### TEXT TO READ:
Myth number 2: It basically means recycling.
Recycling is important, useful, and if implemented widely enough, a huge step towards a sustainable culture. But again, it is not the only thing we have to do. That doesn’t mean stop doing it, but don’t treat it as an endgame in and of itself, because it’s not.
Myth number 4: Sustainability is expensive.
Wrong, wrong, wrong! This is a major myth that needs to be Busted. What’s expensive is shifting from a pre-existing unsustainable culture to a sustainable one. Solar panels can be expensive to set up, but in the long-term, it’s an investment, and works out cheaper for you. Consider a community-led effort to invest in solar energy- that would work out cheaper for everyone involved. Plus, government subsidies = lower costs. Everyone’s happy, though Mother Earth might take a bit longer to show it.
And speaking of government subsidies…
Myth number 5: The government ruins everything. Grassroots activism is the only way we’ll ever get anything done.
The government (no specifics, just The Government) doesn’t ruin everything… just a lot of things. But India’s governments have subsidised a great number of products and services over the years, and renewable energy is no exception. There are several schemes to ensure lower costs for those opting for clean energy tech, so make sure you look into those before rejecting those too-expensive solar panels.
Myth number 6: We need new technology for everything.
Not necessarily. Sometimes we just needs better implementation of existing policies. Sometimes you need to approach things differently- use things differently, change up your business model. You can’t always invent yourself out of a jam, despite what Iron Man tells you.
Myth number 7: It’s a population problem.

### TO-DO LIST:
[a] According to the text on sustainability myths, what do solar panels become in the long term despite being expensive to set up?
[b] Write the next part of the text on sustainability myths, following on from its final line.

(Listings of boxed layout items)

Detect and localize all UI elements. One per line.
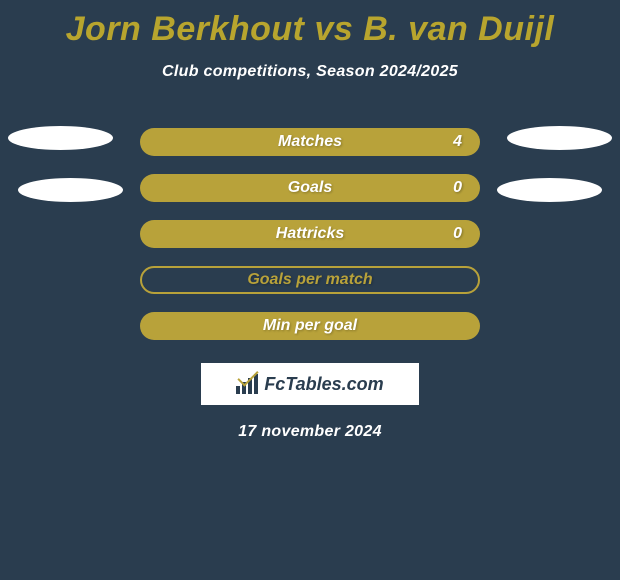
subtitle: Club competitions, Season 2024/2025 [0,63,620,81]
stat-bar-min-per-goal: Min per goal [140,312,480,340]
logo-chart-icon [236,374,260,394]
stat-row: Hattricks 0 [0,211,620,257]
stat-bar-goals: Goals 0 [140,174,480,202]
stat-row: Matches 4 [0,119,620,165]
stat-bar-hattricks: Hattricks 0 [140,220,480,248]
stat-bar-goals-per-match: Goals per match [140,266,480,294]
date-label: 17 november 2024 [0,423,620,441]
stat-bar-matches: Matches 4 [140,128,480,156]
stat-value: 0 [453,225,462,243]
stat-row: Goals per match [0,257,620,303]
stats-area: Matches 4 Goals 0 Hattricks 0 Goals per … [0,119,620,349]
stat-row: Min per goal [0,303,620,349]
page-title: Jorn Berkhout vs B. van Duijl [0,0,620,49]
stat-label: Goals per match [247,271,372,289]
logo-box: FcTables.com [201,363,419,405]
stat-row: Goals 0 [0,165,620,211]
stat-label: Goals [288,179,332,197]
stat-value: 0 [453,179,462,197]
stat-label: Min per goal [263,317,357,335]
stat-value: 4 [453,133,462,151]
stat-label: Matches [278,133,342,151]
stat-label: Hattricks [276,225,344,243]
logo-text: FcTables.com [264,374,383,395]
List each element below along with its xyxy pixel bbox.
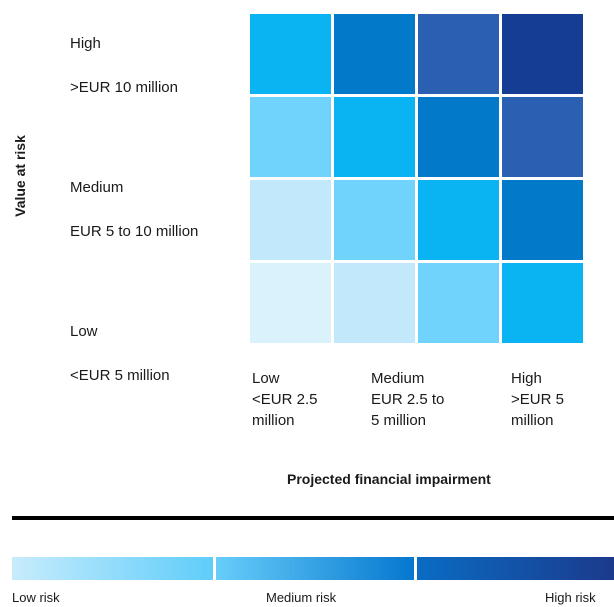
divider-line [12, 516, 614, 520]
risk-heatmap [250, 14, 583, 343]
heatmap-cell-r1-c1 [334, 97, 415, 177]
y-category-medium-range: EUR 5 to 10 million [70, 223, 199, 240]
y-category-low-range: <EUR 5 million [70, 367, 170, 384]
x-category-low: Low <EUR 2.5 million [252, 370, 318, 429]
heatmap-cell-r2-c1 [334, 180, 415, 260]
heatmap-cell-r2-c2 [418, 180, 499, 260]
x-axis-title: Projected financial impairment [287, 471, 491, 487]
legend-bar-high-risk [417, 557, 614, 580]
heatmap-cell-r1-c3 [502, 97, 583, 177]
y-category-high-range: >EUR 10 million [70, 79, 178, 96]
legend-bar-medium-risk [216, 557, 414, 580]
heatmap-cell-r3-c0 [250, 263, 331, 343]
heatmap-cell-r1-c2 [418, 97, 499, 177]
heatmap-cell-r3-c1 [334, 263, 415, 343]
y-category-medium: Medium EUR 5 to 10 million [70, 155, 198, 265]
heatmap-cell-r0-c2 [418, 14, 499, 94]
legend-label-high-risk: High risk [545, 590, 596, 605]
y-category-low-name: Low [70, 323, 98, 340]
heatmap-cell-r2-c0 [250, 180, 331, 260]
x-category-medium: Medium EUR 2.5 to 5 million [371, 370, 445, 429]
y-category-low: Low <EUR 5 million [70, 299, 170, 409]
y-category-medium-name: Medium [70, 179, 124, 196]
heatmap-cell-r0-c0 [250, 14, 331, 94]
heatmap-cell-r1-c0 [250, 97, 331, 177]
y-category-high: High >EUR 10 million [70, 11, 178, 121]
heatmap-cell-r0-c1 [334, 14, 415, 94]
heatmap-cell-r3-c3 [502, 263, 583, 343]
heatmap-cell-r0-c3 [502, 14, 583, 94]
y-category-high-name: High [70, 35, 101, 52]
x-category-high: High >EUR 5 million [511, 370, 564, 429]
legend-label-low-risk: Low risk [12, 590, 60, 605]
heatmap-cell-r2-c3 [502, 180, 583, 260]
legend-label-medium-risk: Medium risk [266, 590, 337, 605]
heatmap-cell-r3-c2 [418, 263, 499, 343]
legend-bar-low-risk [12, 557, 213, 580]
y-axis-title: Value at risk [12, 135, 28, 217]
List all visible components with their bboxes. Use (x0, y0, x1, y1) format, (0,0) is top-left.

### ANSWERS TO THE PROBLEMS:
[a] They become an investment that works out cheaper for you.

[b]
Population is a problem. It’s even a contributing problem. But less people does not equal less pollution. Moreover, attempts to bring down population quickly are either illegal (think Kingsman: The Secret Service) or unethical (think China’s one-child policy). The only solution is to educate upcoming generations to seriously consider the environmental concerns of having kids- and even that won’t be necessary if we focus on using the existing resources less wastefully.
Myth number 8: Sustainability means a lower standard of living.
Again, not necessarily. Will you have to give up those one-hour showers? Probably. Because that’s unsustainable. But you don’t have to be uncomfortable or unhygienic (certainly not that!), just conscious of the resources you use and how efficiently you use them. You don’t have to live in a cave; just in a clay brick house.
Myth number 9: Now that the fog is gone, sustainability is easy to figure out.
I hate to burst your bubble, I really do. But a sustainable lifestyle requires you to intensely scrutinise every choice before you make it, analysing its full environmental costs, and then coming to a decision. It’s a ponderous business, but better late than never.
There you have it. And now that you know what sustainability isn’t, it’s time for you to explore what it is, and make your own choices. But that’s a post for another day.